____ Extracted material
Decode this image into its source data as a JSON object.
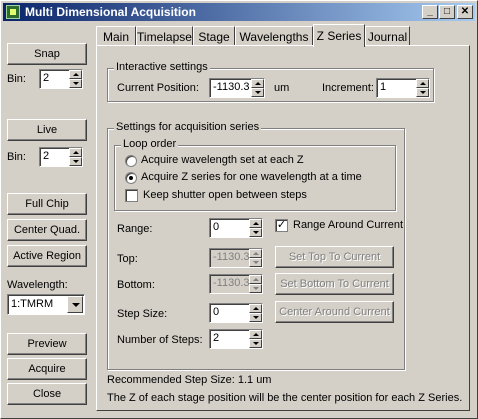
{
  "window": {
    "title": "Multi Dimensional Acquisition",
    "minimize": "_",
    "maximize": "□",
    "close": "✕"
  },
  "left": {
    "snap_label": "Snap",
    "bin_label": "Bin:",
    "snap_bin_value": "2",
    "live_label": "Live",
    "live_bin_label": "Bin:",
    "live_bin_value": "2",
    "full_chip_label": "Full Chip",
    "center_quad_label": "Center Quad.",
    "active_region_label": "Active Region",
    "wavelength_label": "Wavelength:",
    "wavelength_value": "1:TMRM",
    "preview_label": "Preview",
    "acquire_label": "Acquire",
    "close_label": "Close"
  },
  "tabs": [
    "Main",
    "Timelapse",
    "Stage",
    "Wavelengths",
    "Z Series",
    "Journal"
  ],
  "active_tab": "Z Series",
  "interactive": {
    "group_title": "Interactive settings",
    "current_position_label": "Current Position:",
    "current_position_value": "-1130.3",
    "unit": "um",
    "increment_label": "Increment:",
    "increment_value": "1"
  },
  "series": {
    "group_title": "Settings for acquisition series",
    "loop_title": "Loop order",
    "option1": "Acquire wavelength set at each Z",
    "option2": "Acquire Z series for one wavelength at a time",
    "selected_option": 2,
    "shutter_label": "Keep shutter open between steps",
    "shutter_checked": false,
    "range_label": "Range:",
    "range_value": "0",
    "range_around_label": "Range Around Current",
    "range_around_checked": true,
    "top_label": "Top:",
    "top_value": "-1130.3",
    "bottom_label": "Bottom:",
    "bottom_value": "-1130.3",
    "step_label": "Step Size:",
    "step_value": "0",
    "num_steps_label": "Number of Steps:",
    "num_steps_value": "2",
    "set_top_label": "Set Top To Current",
    "set_bottom_label": "Set Bottom To Current",
    "center_around_label": "Center Around Current"
  },
  "footer": {
    "recommended": "Recommended Step Size: 1.1 um",
    "note": "The Z of each stage position will be the center position for each Z Series."
  },
  "colors": {
    "title_start": "#0a246a",
    "title_end": "#a6caf0",
    "face": "#d4d0c8"
  }
}
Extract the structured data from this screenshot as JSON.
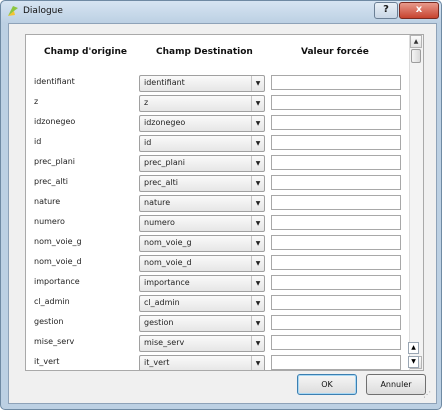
{
  "window": {
    "title": "Dialogue",
    "help_label": "?",
    "close_label": "x"
  },
  "headers": {
    "origin": "Champ d'origine",
    "destination": "Champ Destination",
    "forced": "Valeur forcée"
  },
  "rows": [
    {
      "origin": "identifiant",
      "destination": "identifiant",
      "forced": ""
    },
    {
      "origin": "z",
      "destination": "z",
      "forced": ""
    },
    {
      "origin": "idzonegeo",
      "destination": "idzonegeo",
      "forced": ""
    },
    {
      "origin": "id",
      "destination": "id",
      "forced": ""
    },
    {
      "origin": "prec_plani",
      "destination": "prec_plani",
      "forced": ""
    },
    {
      "origin": "prec_alti",
      "destination": "prec_alti",
      "forced": ""
    },
    {
      "origin": "nature",
      "destination": "nature",
      "forced": ""
    },
    {
      "origin": "numero",
      "destination": "numero",
      "forced": ""
    },
    {
      "origin": "nom_voie_g",
      "destination": "nom_voie_g",
      "forced": ""
    },
    {
      "origin": "nom_voie_d",
      "destination": "nom_voie_d",
      "forced": ""
    },
    {
      "origin": "importance",
      "destination": "importance",
      "forced": ""
    },
    {
      "origin": "cl_admin",
      "destination": "cl_admin",
      "forced": ""
    },
    {
      "origin": "gestion",
      "destination": "gestion",
      "forced": ""
    },
    {
      "origin": "mise_serv",
      "destination": "mise_serv",
      "forced": ""
    },
    {
      "origin": "it_vert",
      "destination": "it_vert",
      "forced": ""
    }
  ],
  "buttons": {
    "ok": "OK",
    "cancel": "Annuler"
  },
  "icons": {
    "app": "qgis-logo-icon",
    "combo_arrow": "chevron-down-icon",
    "scroll_up": "arrow-up-icon",
    "scroll_down": "arrow-down-icon",
    "size_grip": "resize-grip-icon"
  }
}
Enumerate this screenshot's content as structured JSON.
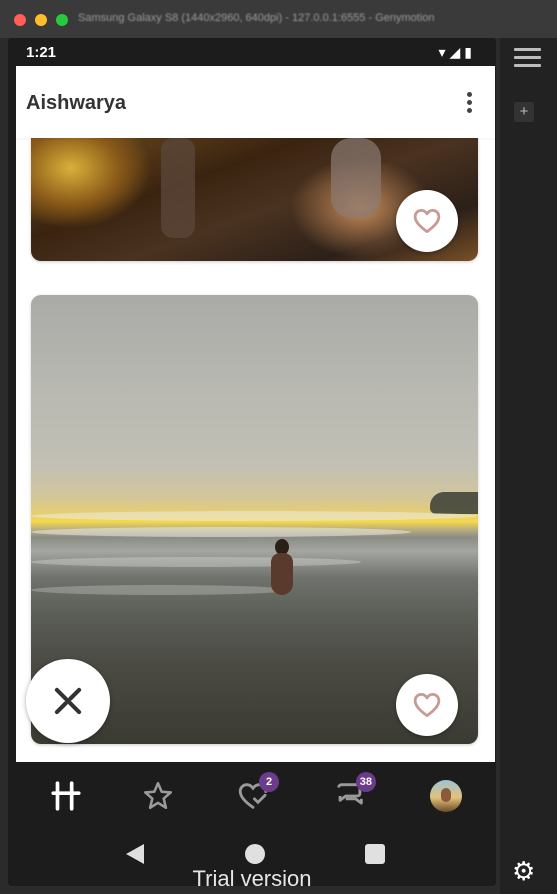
{
  "window": {
    "title": "Samsung Galaxy S8 (1440x2960, 640dpi) - 127.0.0.1:6555 - Genymotion"
  },
  "status_bar": {
    "time": "1:21",
    "icons": [
      "wifi-icon",
      "signal-icon",
      "battery-icon"
    ]
  },
  "app_bar": {
    "title": "Aishwarya",
    "menu_icon": "more-vertical-icon"
  },
  "cards": [
    {
      "kind": "photo",
      "like_icon": "heart-outline-icon"
    },
    {
      "kind": "photo",
      "like_icon": "heart-outline-icon"
    }
  ],
  "reject_button": {
    "icon": "close-x-icon"
  },
  "bottom_nav": {
    "items": [
      {
        "name": "discover",
        "icon": "hinge-logo-icon"
      },
      {
        "name": "standouts",
        "icon": "star-outline-icon"
      },
      {
        "name": "likes",
        "icon": "heart-check-icon",
        "badge": "2"
      },
      {
        "name": "matches",
        "icon": "chat-bubbles-icon",
        "badge": "38"
      },
      {
        "name": "profile",
        "icon": "avatar-icon"
      }
    ]
  },
  "system_nav": [
    "back-icon",
    "home-icon",
    "recents-icon"
  ],
  "watermark": "Trial version",
  "colors": {
    "accent_badge": "#6d3b8c",
    "heart_stroke": "#c89a94",
    "nav_bg": "#1c1c1c"
  }
}
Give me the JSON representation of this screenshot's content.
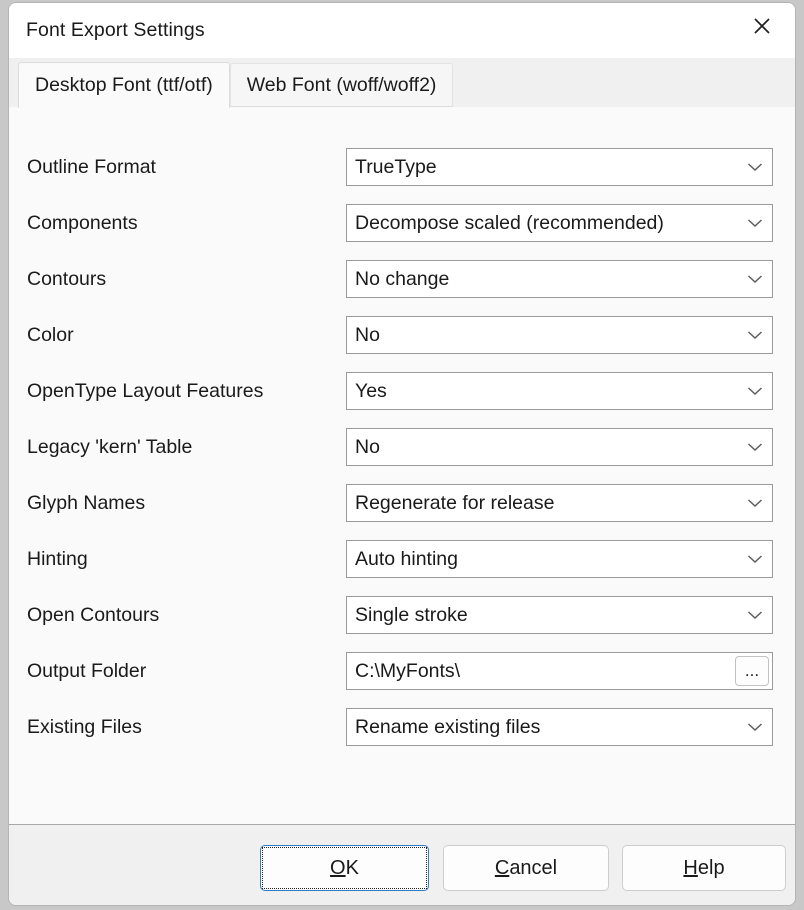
________
For each line above that contains the word "Champ", copy that line.

> [Task result]:
    "origin": "Champ d'origine",
    "destination": "Champ Destination",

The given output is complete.